* **TASK STATEMENT**: Pictures do not belong in your copy. Repeat all the other data exactly.

* **PROVIDED RECORDS**:
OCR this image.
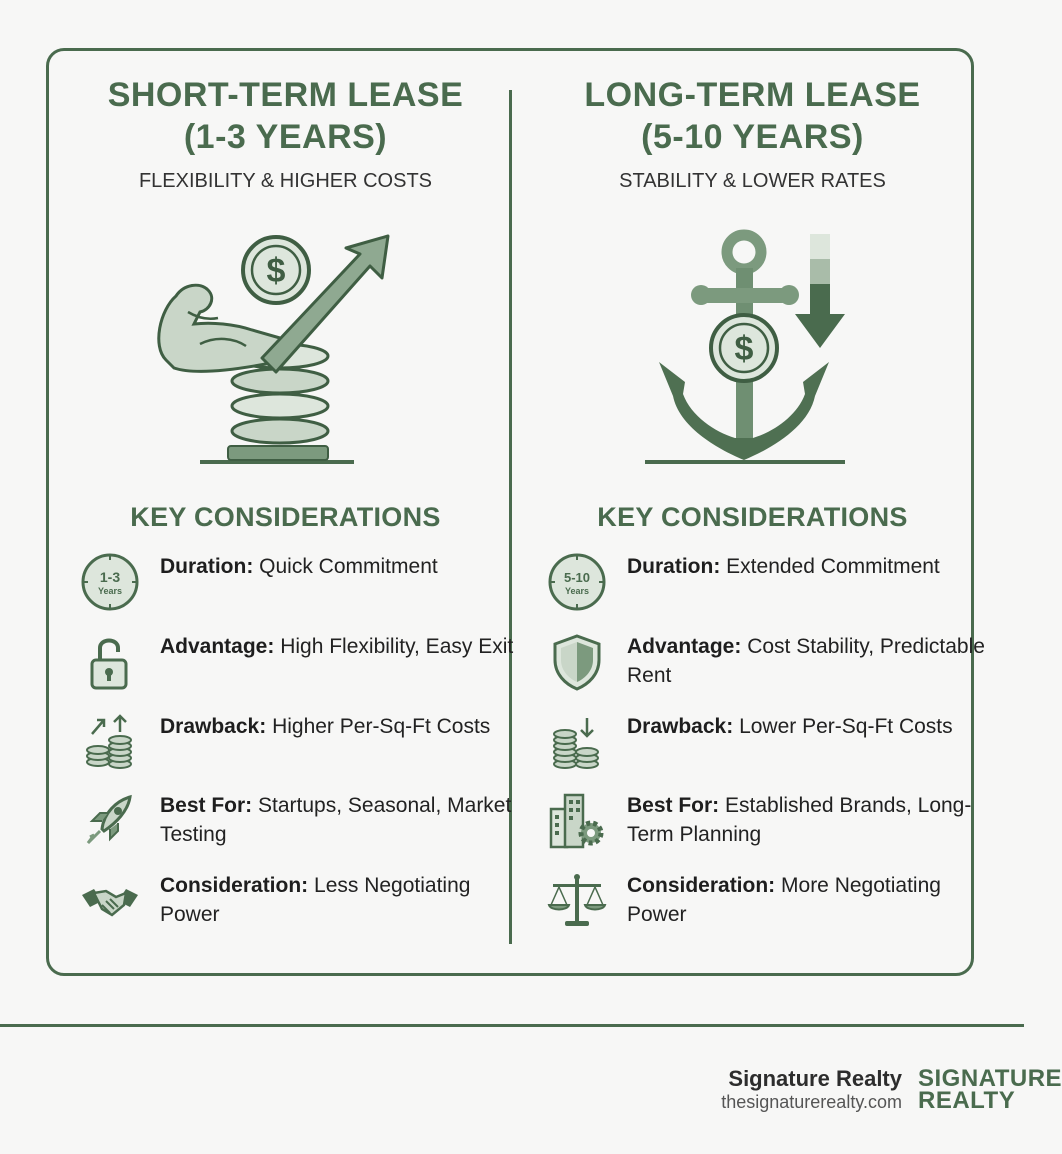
SHORT-TERM LEASE
(1-3 YEARS)

FLEXIBILITY & HIGHER COSTS

$
KEY CONSIDERATIONS
1-3
Years

Duration: Quick Commitment

Advantage: High Flexibility, Easy Exit

Drawback: Higher Per-Sq-Ft Costs

Best For: Startups, Seasonal, Market Testing

Consideration: Less Negotiating Power

LONG-TERM LEASE
(5-10 YEARS)

STABILITY & LOWER RATES

$
KEY CONSIDERATIONS
5-10
Years

Duration: Extended Commitment

Advantage: Cost Stability, Predictable Rent

Drawback: Lower Per-Sq-Ft Costs

Best For: Established Brands, Long-Term Planning

Consideration: More Negotiating Power

Signature Realty
thesignaturerealty.com
SIGNATURE
REALTY
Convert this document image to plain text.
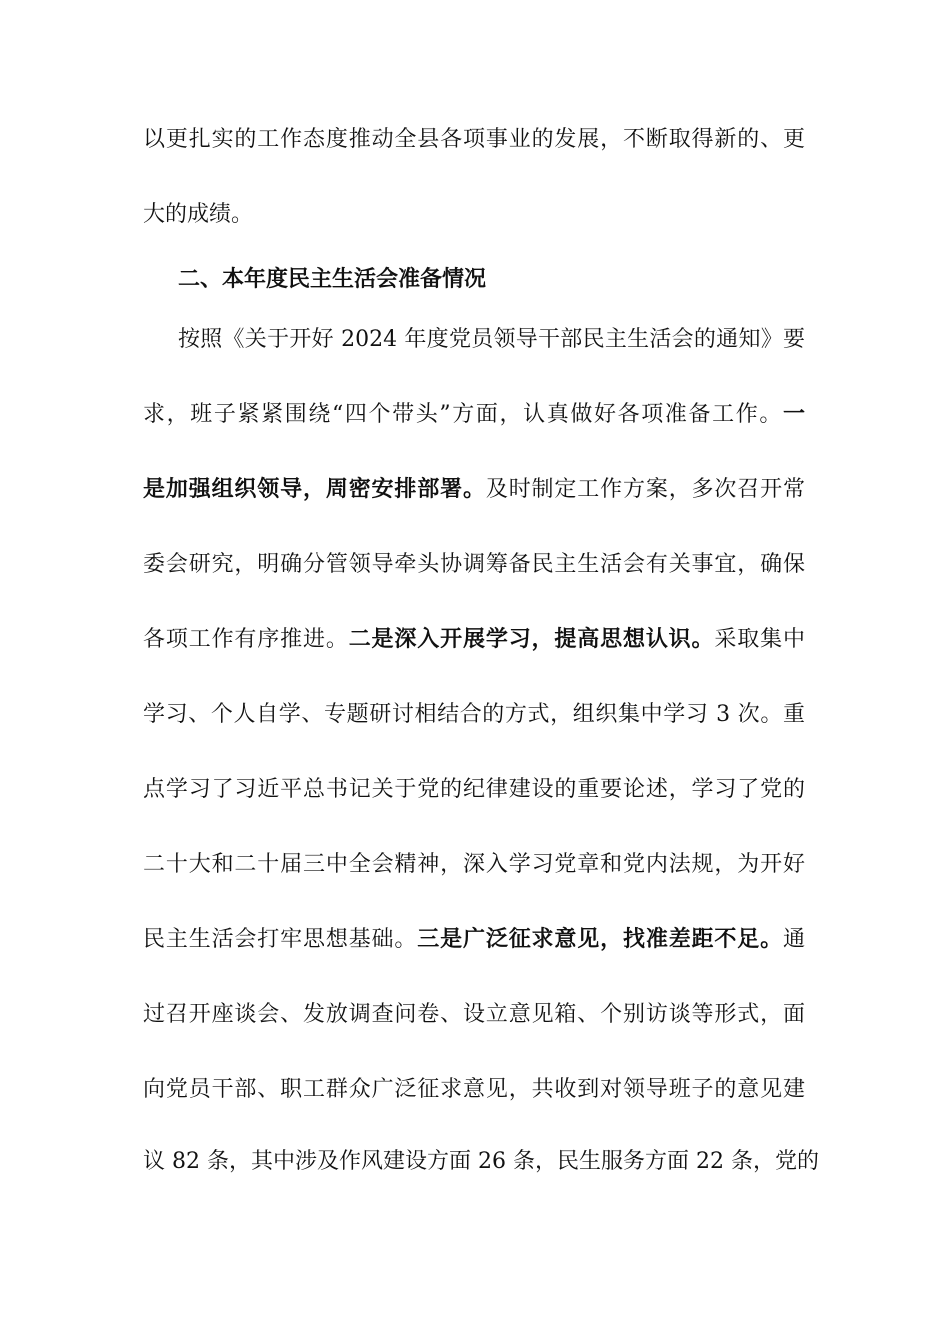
以更扎实的工作态度推动全县各项事业的发展，不断取得新的、更
大的成绩。
二、本年度民主生活会准备情况
按照《关于开好 2024 年度党员领导干部民主生活会的通知》要
求，班子紧紧围绕“四个带头”方面，认真做好各项准备工作。一
是加强组织领导，周密安排部署。及时制定工作方案，多次召开常
委会研究，明确分管领导牵头协调筹备民主生活会有关事宜，确保
各项工作有序推进。二是深入开展学习，提高思想认识。采取集中
学习、个人自学、专题研讨相结合的方式，组织集中学习 3 次。重
点学习了习近平总书记关于党的纪律建设的重要论述，学习了党的
二十大和二十届三中全会精神，深入学习党章和党内法规，为开好
民主生活会打牢思想基础。三是广泛征求意见，找准差距不足。通
过召开座谈会、发放调查问卷、设立意见箱、个别访谈等形式，面
向党员干部、职工群众广泛征求意见，共收到对领导班子的意见建
议 82 条，其中涉及作风建设方面 26 条，民生服务方面 22 条，党的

* **FINAL RESULT**:
OCR this image.
SHORT-TERM LEASE
(1-3 YEARS)

FLEXIBILITY & HIGHER COSTS

$
KEY CONSIDERATIONS
1-3
Years

Duration: Quick Commitment

Advantage: High Flexibility, Easy Exit

Drawback: Higher Per-Sq-Ft Costs

Best For: Startups, Seasonal, Market Testing

Consideration: Less Negotiating Power

LONG-TERM LEASE
(5-10 YEARS)

STABILITY & LOWER RATES

$
KEY CONSIDERATIONS
5-10
Years

Duration: Extended Commitment

Advantage: Cost Stability, Predictable Rent

Drawback: Lower Per-Sq-Ft Costs

Best For: Established Brands, Long-Term Planning

Consideration: More Negotiating Power

Signature Realty
thesignaturerealty.com
SIGNATURE
REALTY
Convert this document image to plain text.
以更扎实的工作态度推动全县各项事业的发展，不断取得新的、更
大的成绩。
二、本年度民主生活会准备情况
按照《关于开好 2024 年度党员领导干部民主生活会的通知》要
求，班子紧紧围绕“四个带头”方面，认真做好各项准备工作。一
是加强组织领导，周密安排部署。及时制定工作方案，多次召开常
委会研究，明确分管领导牵头协调筹备民主生活会有关事宜，确保
各项工作有序推进。二是深入开展学习，提高思想认识。采取集中
学习、个人自学、专题研讨相结合的方式，组织集中学习 3 次。重
点学习了习近平总书记关于党的纪律建设的重要论述，学习了党的
二十大和二十届三中全会精神，深入学习党章和党内法规，为开好
民主生活会打牢思想基础。三是广泛征求意见，找准差距不足。通
过召开座谈会、发放调查问卷、设立意见箱、个别访谈等形式，面
向党员干部、职工群众广泛征求意见，共收到对领导班子的意见建
议 82 条，其中涉及作风建设方面 26 条，民生服务方面 22 条，党的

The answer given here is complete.